§ YOUR OBJECTIVE
Carry none of the pictures over; write out the complete data exactly.
[DATA IN THIS EXERCISE start]
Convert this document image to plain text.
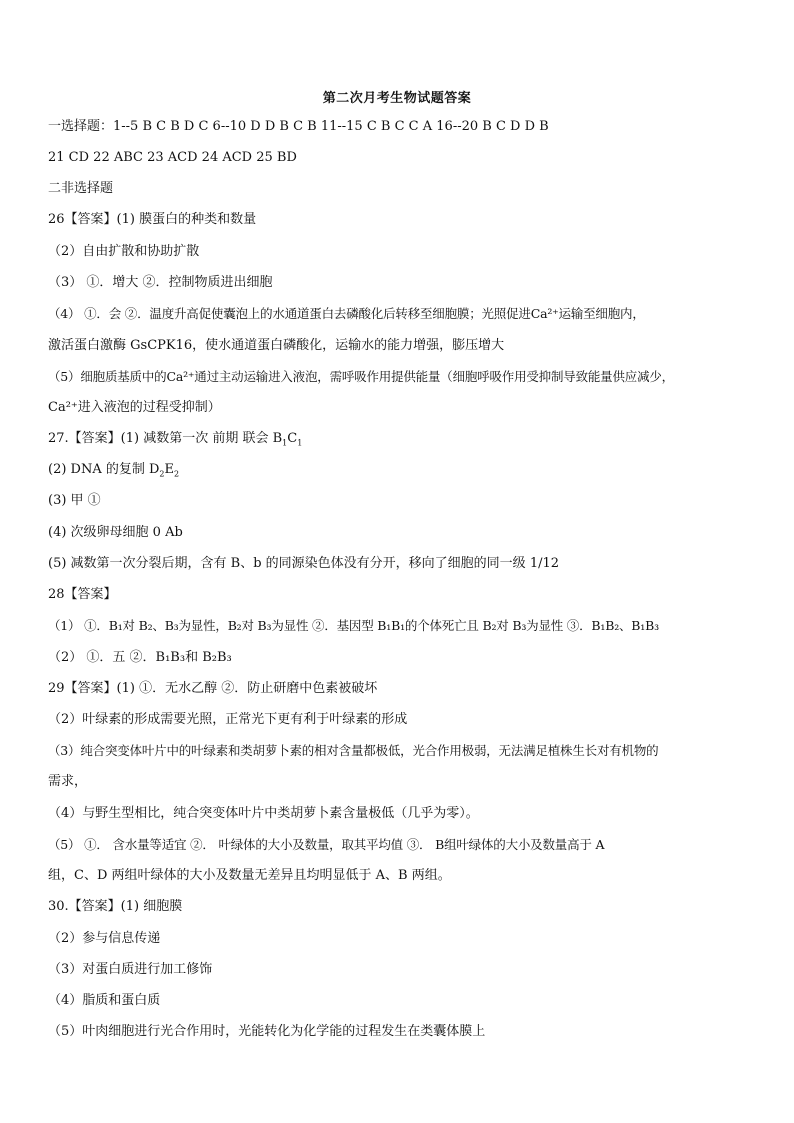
第二次月考生物试题答案
一选择题：1--5 B C B D C 6--10 D D B C B 11--15 C B C C A 16--20 B C D D B
21 CD 22 ABC 23 ACD 24 ACD 25 BD
二非选择题
26【答案】(1) 膜蛋白的种类和数量
（2）自由扩散和协助扩散
（3） ①．增大 ②．控制物质进出细胞
（4） ①．会 ②．温度升高促使囊泡上的水通道蛋白去磷酸化后转移至细胞膜；光照促进Ca²⁺运输至细胞内，
激活蛋白激酶 GsCPK16，使水通道蛋白磷酸化，运输水的能力增强，膨压增大
（5）细胞质基质中的Ca²⁺通过主动运输进入液泡，需呼吸作用提供能量（细胞呼吸作用受抑制导致能量供应减少，
Ca²⁺进入液泡的过程受抑制）
27.【答案】(1) 减数第一次 前期 联会 $B_1C_1$
(2) DNA 的复制 $D_2E_2$
(3) 甲 ①
(4) 次级卵母细胞 0 Ab
(5) 减数第一次分裂后期，含有 B、b 的同源染色体没有分开，移向了细胞的同一级 1/12
28【答案】
（1） ①．B₁对 B₂、B₃为显性，B₂对 B₃为显性 ②．基因型 B₁B₁的个体死亡且 B₂对 B₃为显性 ③．B₁B₂、B₁B₃
（2） ①．五 ②．B₁B₃和 B₂B₃
29【答案】(1) ①．无水乙醇 ②．防止研磨中色素被破坏
（2）叶绿素的形成需要光照，正常光下更有利于叶绿素的形成
（3）纯合突变体叶片中的叶绿素和类胡萝卜素的相对含量都极低，光合作用极弱，无法满足植株生长对有机物的
需求，
（4）与野生型相比，纯合突变体叶片中类胡萝卜素含量极低（几乎为零）。
（5） ①． 含水量等适宜 ②． 叶绿体的大小及数量，取其平均值 ③． B组叶绿体的大小及数量高于 A
组，C、D 两组叶绿体的大小及数量无差异且均明显低于 A、B 两组。
30.【答案】(1) 细胞膜
（2）参与信息传递
（3）对蛋白质进行加工修饰
（4）脂质和蛋白质
（5）叶肉细胞进行光合作用时，光能转化为化学能的过程发生在类囊体膜上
[DATA IN THIS EXERCISE end]
§ OUTPUT FOR THIS EXERCISE
Convert this document image to plain text.
第二次月考生物试题答案
一选择题：1--5 B C B D C 6--10 D D B C B 11--15 C B C C A 16--20 B C D D B
21 CD 22 ABC 23 ACD 24 ACD 25 BD
二非选择题
26【答案】(1) 膜蛋白的种类和数量
（2）自由扩散和协助扩散
（3） ①．增大 ②．控制物质进出细胞
（4） ①．会 ②．温度升高促使囊泡上的水通道蛋白去磷酸化后转移至细胞膜；光照促进Ca²⁺运输至细胞内，
激活蛋白激酶 GsCPK16，使水通道蛋白磷酸化，运输水的能力增强，膨压增大
（5）细胞质基质中的Ca²⁺通过主动运输进入液泡，需呼吸作用提供能量（细胞呼吸作用受抑制导致能量供应减少，
Ca²⁺进入液泡的过程受抑制）
27.【答案】(1) 减数第一次 前期 联会 $B_1C_1$
(2) DNA 的复制 $D_2E_2$
(3) 甲 ①
(4) 次级卵母细胞 0 Ab
(5) 减数第一次分裂后期，含有 B、b 的同源染色体没有分开，移向了细胞的同一级 1/12
28【答案】
（1） ①．B₁对 B₂、B₃为显性，B₂对 B₃为显性 ②．基因型 B₁B₁的个体死亡且 B₂对 B₃为显性 ③．B₁B₂、B₁B₃
（2） ①．五 ②．B₁B₃和 B₂B₃
29【答案】(1) ①．无水乙醇 ②．防止研磨中色素被破坏
（2）叶绿素的形成需要光照，正常光下更有利于叶绿素的形成
（3）纯合突变体叶片中的叶绿素和类胡萝卜素的相对含量都极低，光合作用极弱，无法满足植株生长对有机物的
需求，
（4）与野生型相比，纯合突变体叶片中类胡萝卜素含量极低（几乎为零）。
（5） ①． 含水量等适宜 ②． 叶绿体的大小及数量，取其平均值 ③． B组叶绿体的大小及数量高于 A
组，C、D 两组叶绿体的大小及数量无差异且均明显低于 A、B 两组。
30.【答案】(1) 细胞膜
（2）参与信息传递
（3）对蛋白质进行加工修饰
（4）脂质和蛋白质
（5）叶肉细胞进行光合作用时，光能转化为化学能的过程发生在类囊体膜上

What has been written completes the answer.